• [Task to complete]
All entries are to be given again verbatim.

• [Input rows]
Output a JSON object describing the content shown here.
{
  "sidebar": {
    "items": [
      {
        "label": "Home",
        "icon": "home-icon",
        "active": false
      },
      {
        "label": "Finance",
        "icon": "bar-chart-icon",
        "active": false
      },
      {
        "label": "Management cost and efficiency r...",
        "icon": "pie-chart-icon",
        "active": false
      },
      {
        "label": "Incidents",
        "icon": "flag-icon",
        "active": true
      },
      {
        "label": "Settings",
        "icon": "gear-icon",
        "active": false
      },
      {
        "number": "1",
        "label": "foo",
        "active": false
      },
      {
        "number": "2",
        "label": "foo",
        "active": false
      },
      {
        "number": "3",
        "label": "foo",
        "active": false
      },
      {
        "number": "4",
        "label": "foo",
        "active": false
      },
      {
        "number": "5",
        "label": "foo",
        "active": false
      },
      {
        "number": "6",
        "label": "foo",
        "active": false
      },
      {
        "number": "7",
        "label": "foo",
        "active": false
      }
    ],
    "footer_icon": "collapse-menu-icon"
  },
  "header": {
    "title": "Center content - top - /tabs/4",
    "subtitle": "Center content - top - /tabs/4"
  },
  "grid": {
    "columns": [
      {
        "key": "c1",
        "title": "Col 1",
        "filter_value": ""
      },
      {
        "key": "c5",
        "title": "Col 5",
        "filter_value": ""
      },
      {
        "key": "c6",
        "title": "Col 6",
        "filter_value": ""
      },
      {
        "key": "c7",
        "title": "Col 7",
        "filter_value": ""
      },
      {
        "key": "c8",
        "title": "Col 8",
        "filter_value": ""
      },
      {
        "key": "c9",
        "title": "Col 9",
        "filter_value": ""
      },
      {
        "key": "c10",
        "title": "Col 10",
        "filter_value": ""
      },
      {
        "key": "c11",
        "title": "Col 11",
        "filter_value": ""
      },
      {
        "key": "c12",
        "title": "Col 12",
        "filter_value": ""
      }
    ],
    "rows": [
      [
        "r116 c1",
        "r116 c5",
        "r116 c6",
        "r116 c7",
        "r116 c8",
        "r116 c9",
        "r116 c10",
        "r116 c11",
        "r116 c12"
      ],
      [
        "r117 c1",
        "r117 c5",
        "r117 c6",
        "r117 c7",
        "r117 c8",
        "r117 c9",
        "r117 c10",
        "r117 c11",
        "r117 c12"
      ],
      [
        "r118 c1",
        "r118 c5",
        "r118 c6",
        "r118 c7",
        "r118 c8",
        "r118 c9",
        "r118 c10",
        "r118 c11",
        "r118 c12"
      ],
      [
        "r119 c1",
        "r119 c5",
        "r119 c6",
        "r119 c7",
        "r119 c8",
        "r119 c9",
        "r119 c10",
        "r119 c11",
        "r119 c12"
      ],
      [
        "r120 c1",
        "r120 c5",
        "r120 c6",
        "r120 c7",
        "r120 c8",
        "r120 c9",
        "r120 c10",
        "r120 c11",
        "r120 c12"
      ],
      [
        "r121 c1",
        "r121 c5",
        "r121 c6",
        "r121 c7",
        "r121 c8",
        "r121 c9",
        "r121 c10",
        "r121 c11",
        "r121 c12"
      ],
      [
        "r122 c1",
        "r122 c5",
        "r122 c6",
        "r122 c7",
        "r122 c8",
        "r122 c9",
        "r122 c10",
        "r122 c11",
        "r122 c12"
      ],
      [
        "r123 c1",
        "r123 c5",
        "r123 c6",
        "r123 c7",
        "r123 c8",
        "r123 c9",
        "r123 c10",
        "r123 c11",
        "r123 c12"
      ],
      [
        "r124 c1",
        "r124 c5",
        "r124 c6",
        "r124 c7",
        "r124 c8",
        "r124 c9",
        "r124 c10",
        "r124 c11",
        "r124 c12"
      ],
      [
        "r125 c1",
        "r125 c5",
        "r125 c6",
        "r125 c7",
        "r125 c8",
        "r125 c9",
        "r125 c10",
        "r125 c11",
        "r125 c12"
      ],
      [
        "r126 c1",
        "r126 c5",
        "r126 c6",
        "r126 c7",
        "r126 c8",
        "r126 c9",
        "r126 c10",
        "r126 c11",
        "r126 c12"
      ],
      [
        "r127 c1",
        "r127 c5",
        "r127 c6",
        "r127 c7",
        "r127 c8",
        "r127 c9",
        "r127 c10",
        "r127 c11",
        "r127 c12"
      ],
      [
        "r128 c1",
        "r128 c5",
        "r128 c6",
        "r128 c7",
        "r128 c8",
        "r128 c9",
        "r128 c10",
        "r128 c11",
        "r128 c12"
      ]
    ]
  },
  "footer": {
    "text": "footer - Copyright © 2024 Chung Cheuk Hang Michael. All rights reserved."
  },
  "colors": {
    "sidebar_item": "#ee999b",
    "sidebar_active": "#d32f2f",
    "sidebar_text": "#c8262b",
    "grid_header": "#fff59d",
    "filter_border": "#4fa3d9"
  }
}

• [Solution to this exercise]
Output a JSON object describing the content shown here.
{
  "sidebar": {
    "items": [
      {
        "label": "Home",
        "icon": "home-icon",
        "active": false
      },
      {
        "label": "Finance",
        "icon": "bar-chart-icon",
        "active": false
      },
      {
        "label": "Management cost and efficiency r...",
        "icon": "pie-chart-icon",
        "active": false
      },
      {
        "label": "Incidents",
        "icon": "flag-icon",
        "active": true
      },
      {
        "label": "Settings",
        "icon": "gear-icon",
        "active": false
      },
      {
        "number": "1",
        "label": "foo",
        "active": false
      },
      {
        "number": "2",
        "label": "foo",
        "active": false
      },
      {
        "number": "3",
        "label": "foo",
        "active": false
      },
      {
        "number": "4",
        "label": "foo",
        "active": false
      },
      {
        "number": "5",
        "label": "foo",
        "active": false
      },
      {
        "number": "6",
        "label": "foo",
        "active": false
      },
      {
        "number": "7",
        "label": "foo",
        "active": false
      }
    ],
    "footer_icon": "collapse-menu-icon"
  },
  "header": {
    "title": "Center content - top - /tabs/4",
    "subtitle": "Center content - top - /tabs/4"
  },
  "grid": {
    "columns": [
      {
        "key": "c1",
        "title": "Col 1",
        "filter_value": ""
      },
      {
        "key": "c5",
        "title": "Col 5",
        "filter_value": ""
      },
      {
        "key": "c6",
        "title": "Col 6",
        "filter_value": ""
      },
      {
        "key": "c7",
        "title": "Col 7",
        "filter_value": ""
      },
      {
        "key": "c8",
        "title": "Col 8",
        "filter_value": ""
      },
      {
        "key": "c9",
        "title": "Col 9",
        "filter_value": ""
      },
      {
        "key": "c10",
        "title": "Col 10",
        "filter_value": ""
      },
      {
        "key": "c11",
        "title": "Col 11",
        "filter_value": ""
      },
      {
        "key": "c12",
        "title": "Col 12",
        "filter_value": ""
      }
    ],
    "rows": [
      [
        "r116 c1",
        "r116 c5",
        "r116 c6",
        "r116 c7",
        "r116 c8",
        "r116 c9",
        "r116 c10",
        "r116 c11",
        "r116 c12"
      ],
      [
        "r117 c1",
        "r117 c5",
        "r117 c6",
        "r117 c7",
        "r117 c8",
        "r117 c9",
        "r117 c10",
        "r117 c11",
        "r117 c12"
      ],
      [
        "r118 c1",
        "r118 c5",
        "r118 c6",
        "r118 c7",
        "r118 c8",
        "r118 c9",
        "r118 c10",
        "r118 c11",
        "r118 c12"
      ],
      [
        "r119 c1",
        "r119 c5",
        "r119 c6",
        "r119 c7",
        "r119 c8",
        "r119 c9",
        "r119 c10",
        "r119 c11",
        "r119 c12"
      ],
      [
        "r120 c1",
        "r120 c5",
        "r120 c6",
        "r120 c7",
        "r120 c8",
        "r120 c9",
        "r120 c10",
        "r120 c11",
        "r120 c12"
      ],
      [
        "r121 c1",
        "r121 c5",
        "r121 c6",
        "r121 c7",
        "r121 c8",
        "r121 c9",
        "r121 c10",
        "r121 c11",
        "r121 c12"
      ],
      [
        "r122 c1",
        "r122 c5",
        "r122 c6",
        "r122 c7",
        "r122 c8",
        "r122 c9",
        "r122 c10",
        "r122 c11",
        "r122 c12"
      ],
      [
        "r123 c1",
        "r123 c5",
        "r123 c6",
        "r123 c7",
        "r123 c8",
        "r123 c9",
        "r123 c10",
        "r123 c11",
        "r123 c12"
      ],
      [
        "r124 c1",
        "r124 c5",
        "r124 c6",
        "r124 c7",
        "r124 c8",
        "r124 c9",
        "r124 c10",
        "r124 c11",
        "r124 c12"
      ],
      [
        "r125 c1",
        "r125 c5",
        "r125 c6",
        "r125 c7",
        "r125 c8",
        "r125 c9",
        "r125 c10",
        "r125 c11",
        "r125 c12"
      ],
      [
        "r126 c1",
        "r126 c5",
        "r126 c6",
        "r126 c7",
        "r126 c8",
        "r126 c9",
        "r126 c10",
        "r126 c11",
        "r126 c12"
      ],
      [
        "r127 c1",
        "r127 c5",
        "r127 c6",
        "r127 c7",
        "r127 c8",
        "r127 c9",
        "r127 c10",
        "r127 c11",
        "r127 c12"
      ],
      [
        "r128 c1",
        "r128 c5",
        "r128 c6",
        "r128 c7",
        "r128 c8",
        "r128 c9",
        "r128 c10",
        "r128 c11",
        "r128 c12"
      ]
    ]
  },
  "footer": {
    "text": "footer - Copyright © 2024 Chung Cheuk Hang Michael. All rights reserved."
  },
  "colors": {
    "sidebar_item": "#ee999b",
    "sidebar_active": "#d32f2f",
    "sidebar_text": "#c8262b",
    "grid_header": "#fff59d",
    "filter_border": "#4fa3d9"
  }
}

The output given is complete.